(Stored data)

>> Begin

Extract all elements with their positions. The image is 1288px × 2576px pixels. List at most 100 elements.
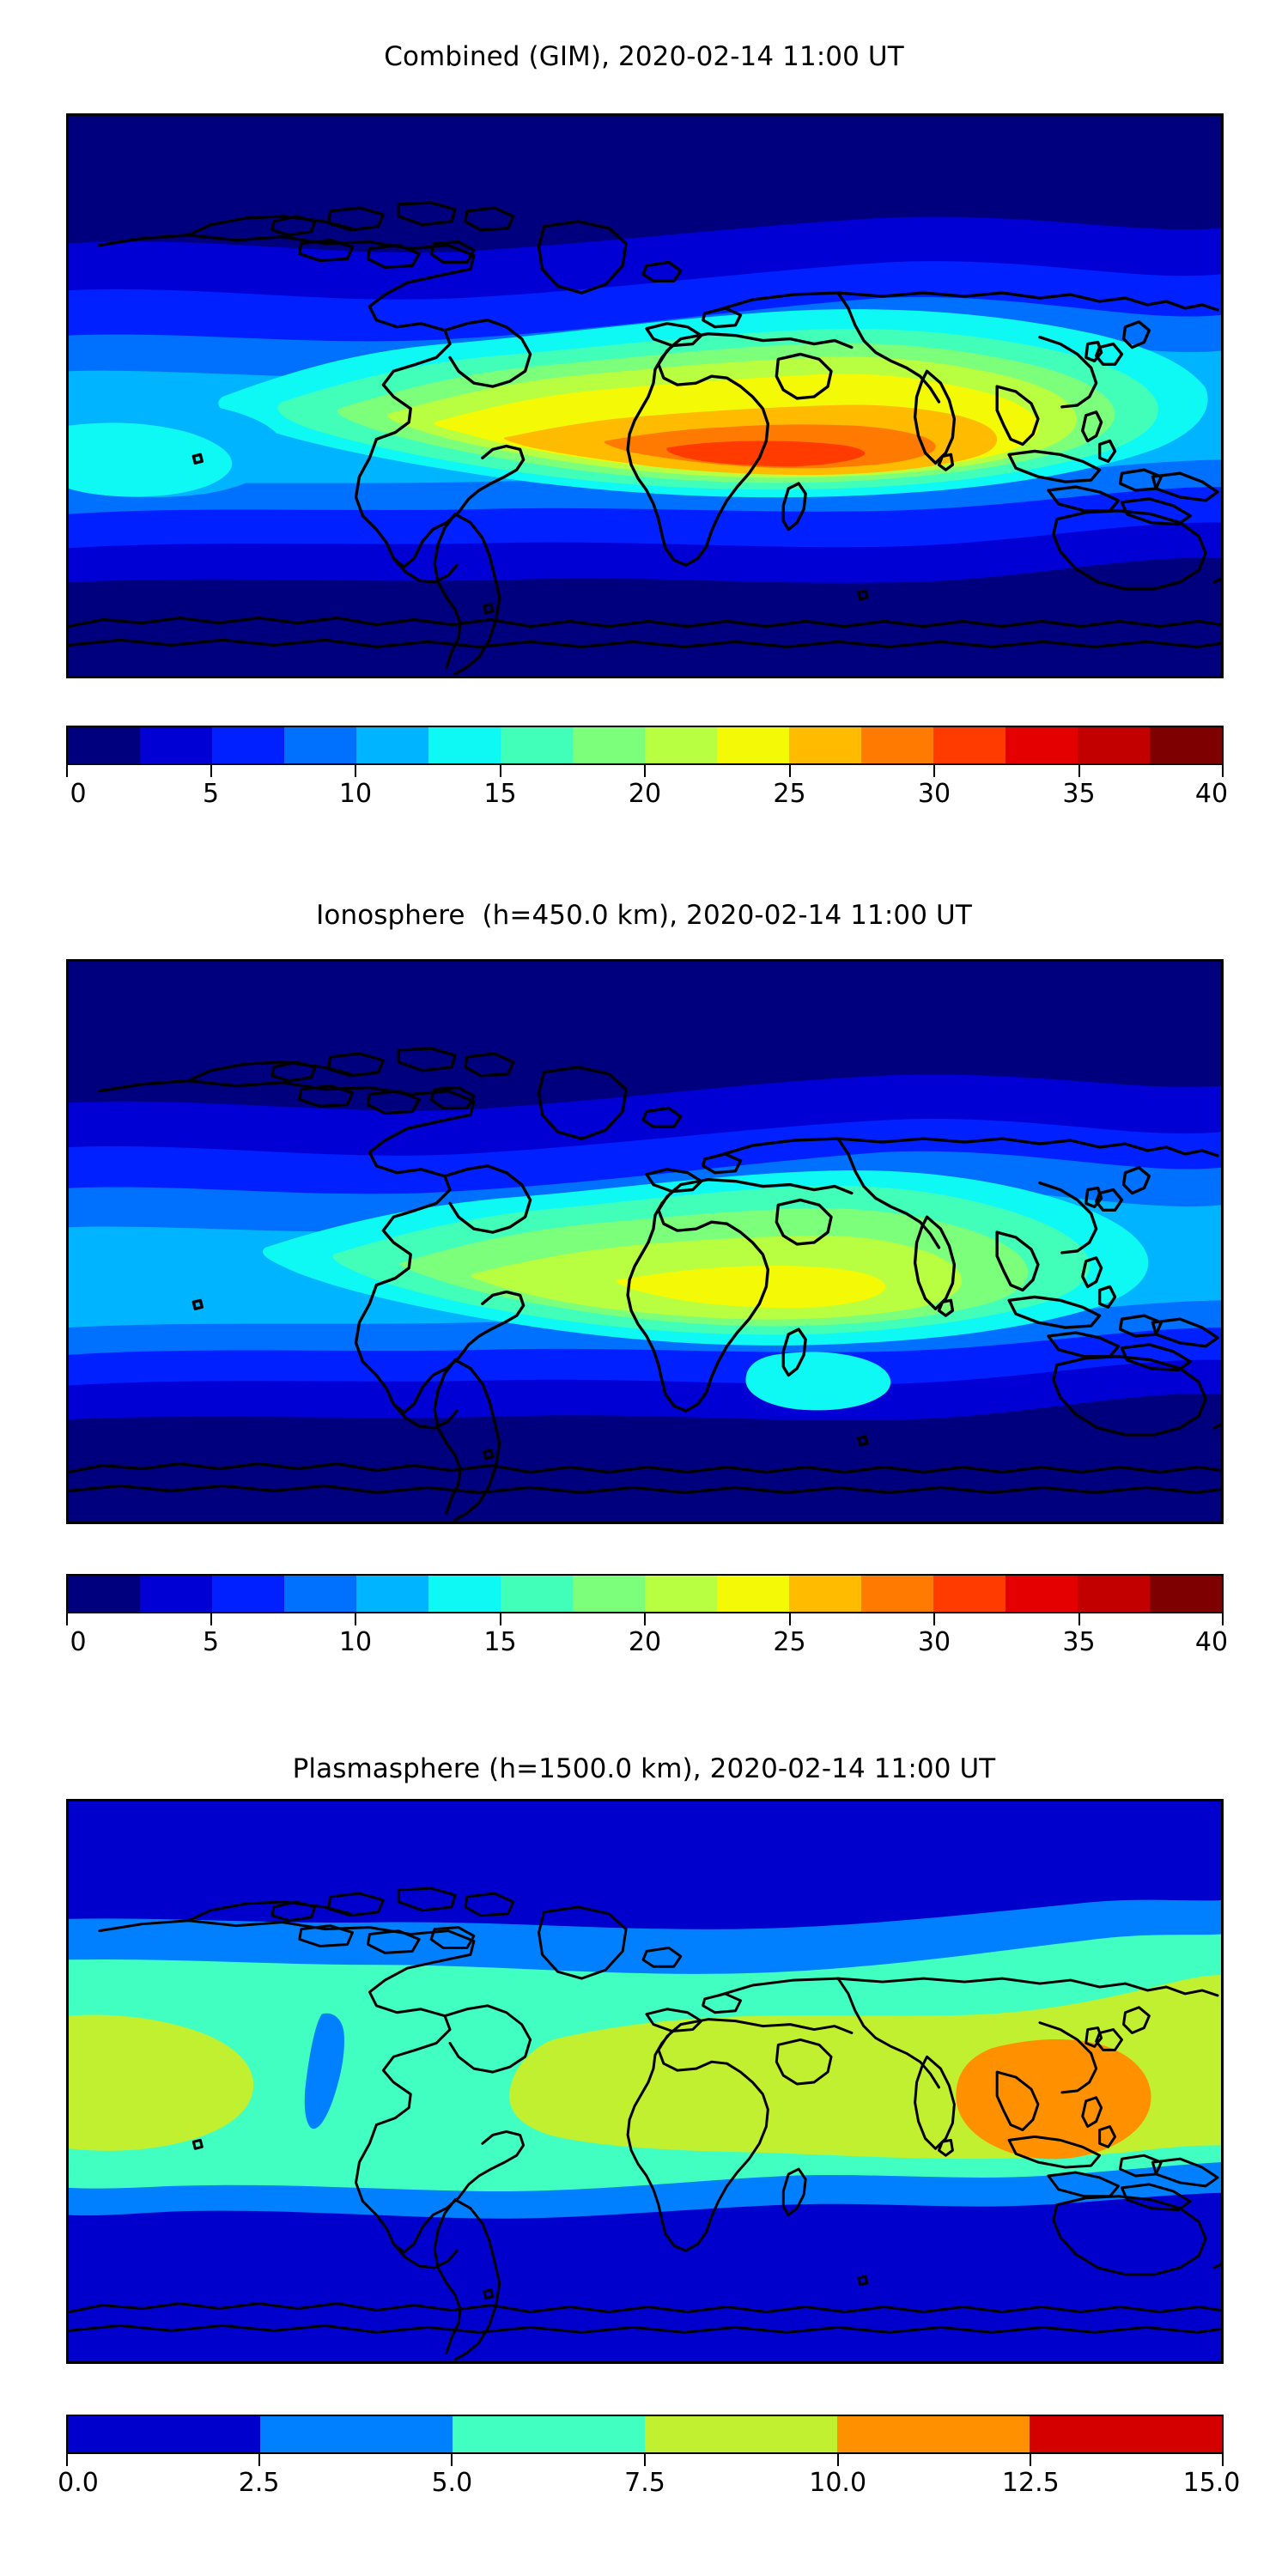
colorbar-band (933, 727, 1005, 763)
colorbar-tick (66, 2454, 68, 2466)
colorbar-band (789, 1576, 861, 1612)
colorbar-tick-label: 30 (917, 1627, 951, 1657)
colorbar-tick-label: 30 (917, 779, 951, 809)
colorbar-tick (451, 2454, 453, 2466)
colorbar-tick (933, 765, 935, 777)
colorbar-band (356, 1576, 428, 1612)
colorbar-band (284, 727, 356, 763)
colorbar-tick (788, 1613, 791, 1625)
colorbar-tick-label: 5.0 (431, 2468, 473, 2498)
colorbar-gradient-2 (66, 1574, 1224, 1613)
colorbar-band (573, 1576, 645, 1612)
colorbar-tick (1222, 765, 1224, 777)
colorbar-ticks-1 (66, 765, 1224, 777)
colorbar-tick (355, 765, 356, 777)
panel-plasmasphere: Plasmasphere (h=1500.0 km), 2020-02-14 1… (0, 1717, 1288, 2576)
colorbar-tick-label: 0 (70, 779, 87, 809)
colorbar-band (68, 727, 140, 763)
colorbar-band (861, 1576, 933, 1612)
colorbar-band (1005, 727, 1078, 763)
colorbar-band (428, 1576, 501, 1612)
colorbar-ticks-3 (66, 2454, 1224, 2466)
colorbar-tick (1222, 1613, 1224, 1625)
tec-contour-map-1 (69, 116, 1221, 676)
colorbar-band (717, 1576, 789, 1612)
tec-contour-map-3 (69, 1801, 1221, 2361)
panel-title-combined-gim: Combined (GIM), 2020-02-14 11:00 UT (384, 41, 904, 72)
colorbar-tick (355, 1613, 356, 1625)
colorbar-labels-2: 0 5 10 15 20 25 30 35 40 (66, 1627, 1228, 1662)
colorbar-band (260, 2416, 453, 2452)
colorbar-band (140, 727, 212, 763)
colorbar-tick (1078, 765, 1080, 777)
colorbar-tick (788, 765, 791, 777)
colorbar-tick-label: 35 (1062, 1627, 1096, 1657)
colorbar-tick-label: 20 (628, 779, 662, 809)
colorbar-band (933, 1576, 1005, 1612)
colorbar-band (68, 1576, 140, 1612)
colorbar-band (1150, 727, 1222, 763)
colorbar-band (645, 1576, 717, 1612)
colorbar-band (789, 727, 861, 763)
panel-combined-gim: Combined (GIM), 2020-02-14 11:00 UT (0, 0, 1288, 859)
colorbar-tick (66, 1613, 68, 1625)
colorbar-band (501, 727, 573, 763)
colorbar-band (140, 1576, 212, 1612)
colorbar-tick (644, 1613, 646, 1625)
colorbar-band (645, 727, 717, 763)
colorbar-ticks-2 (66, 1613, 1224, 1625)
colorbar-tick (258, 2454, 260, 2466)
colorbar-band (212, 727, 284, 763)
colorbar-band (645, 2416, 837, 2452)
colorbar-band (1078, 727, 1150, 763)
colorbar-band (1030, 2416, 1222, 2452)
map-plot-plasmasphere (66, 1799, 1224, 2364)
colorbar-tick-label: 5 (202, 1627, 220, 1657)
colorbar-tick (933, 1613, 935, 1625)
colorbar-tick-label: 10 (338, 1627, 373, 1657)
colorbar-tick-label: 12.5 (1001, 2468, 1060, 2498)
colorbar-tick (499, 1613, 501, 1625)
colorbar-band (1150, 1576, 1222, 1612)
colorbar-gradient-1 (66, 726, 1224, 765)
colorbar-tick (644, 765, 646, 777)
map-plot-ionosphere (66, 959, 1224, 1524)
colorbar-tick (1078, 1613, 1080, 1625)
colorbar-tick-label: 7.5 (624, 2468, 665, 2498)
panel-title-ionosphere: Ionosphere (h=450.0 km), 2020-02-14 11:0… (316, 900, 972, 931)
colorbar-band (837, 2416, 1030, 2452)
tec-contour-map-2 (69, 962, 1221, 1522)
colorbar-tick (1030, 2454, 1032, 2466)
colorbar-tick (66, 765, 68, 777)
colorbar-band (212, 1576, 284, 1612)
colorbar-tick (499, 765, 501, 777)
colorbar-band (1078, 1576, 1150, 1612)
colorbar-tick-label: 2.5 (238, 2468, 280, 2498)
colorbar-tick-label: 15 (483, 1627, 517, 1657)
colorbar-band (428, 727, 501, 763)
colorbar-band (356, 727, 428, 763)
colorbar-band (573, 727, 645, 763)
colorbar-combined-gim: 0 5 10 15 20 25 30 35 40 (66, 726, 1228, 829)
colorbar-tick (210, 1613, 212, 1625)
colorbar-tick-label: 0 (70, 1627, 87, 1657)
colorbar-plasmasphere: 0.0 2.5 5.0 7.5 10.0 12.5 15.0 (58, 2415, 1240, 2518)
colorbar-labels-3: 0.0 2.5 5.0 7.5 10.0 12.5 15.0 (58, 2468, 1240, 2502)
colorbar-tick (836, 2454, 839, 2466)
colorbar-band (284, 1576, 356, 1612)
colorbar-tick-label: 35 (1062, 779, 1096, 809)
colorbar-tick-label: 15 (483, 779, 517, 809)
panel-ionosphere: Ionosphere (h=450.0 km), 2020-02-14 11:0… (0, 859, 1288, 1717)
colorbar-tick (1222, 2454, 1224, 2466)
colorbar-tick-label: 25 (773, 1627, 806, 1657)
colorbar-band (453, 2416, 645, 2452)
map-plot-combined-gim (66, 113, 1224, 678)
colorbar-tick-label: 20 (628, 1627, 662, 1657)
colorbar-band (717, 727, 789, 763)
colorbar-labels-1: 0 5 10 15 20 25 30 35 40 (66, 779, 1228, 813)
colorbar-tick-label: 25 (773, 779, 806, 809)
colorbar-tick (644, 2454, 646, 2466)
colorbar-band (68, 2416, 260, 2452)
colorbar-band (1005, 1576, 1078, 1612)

>> End

Short problem.
Report every line in the data above that contains the string "gradient".

Answer to the exercise.
colorbar-gradient-2 (66, 1574, 1224, 1613)
colorbar-gradient-1 (66, 726, 1224, 765)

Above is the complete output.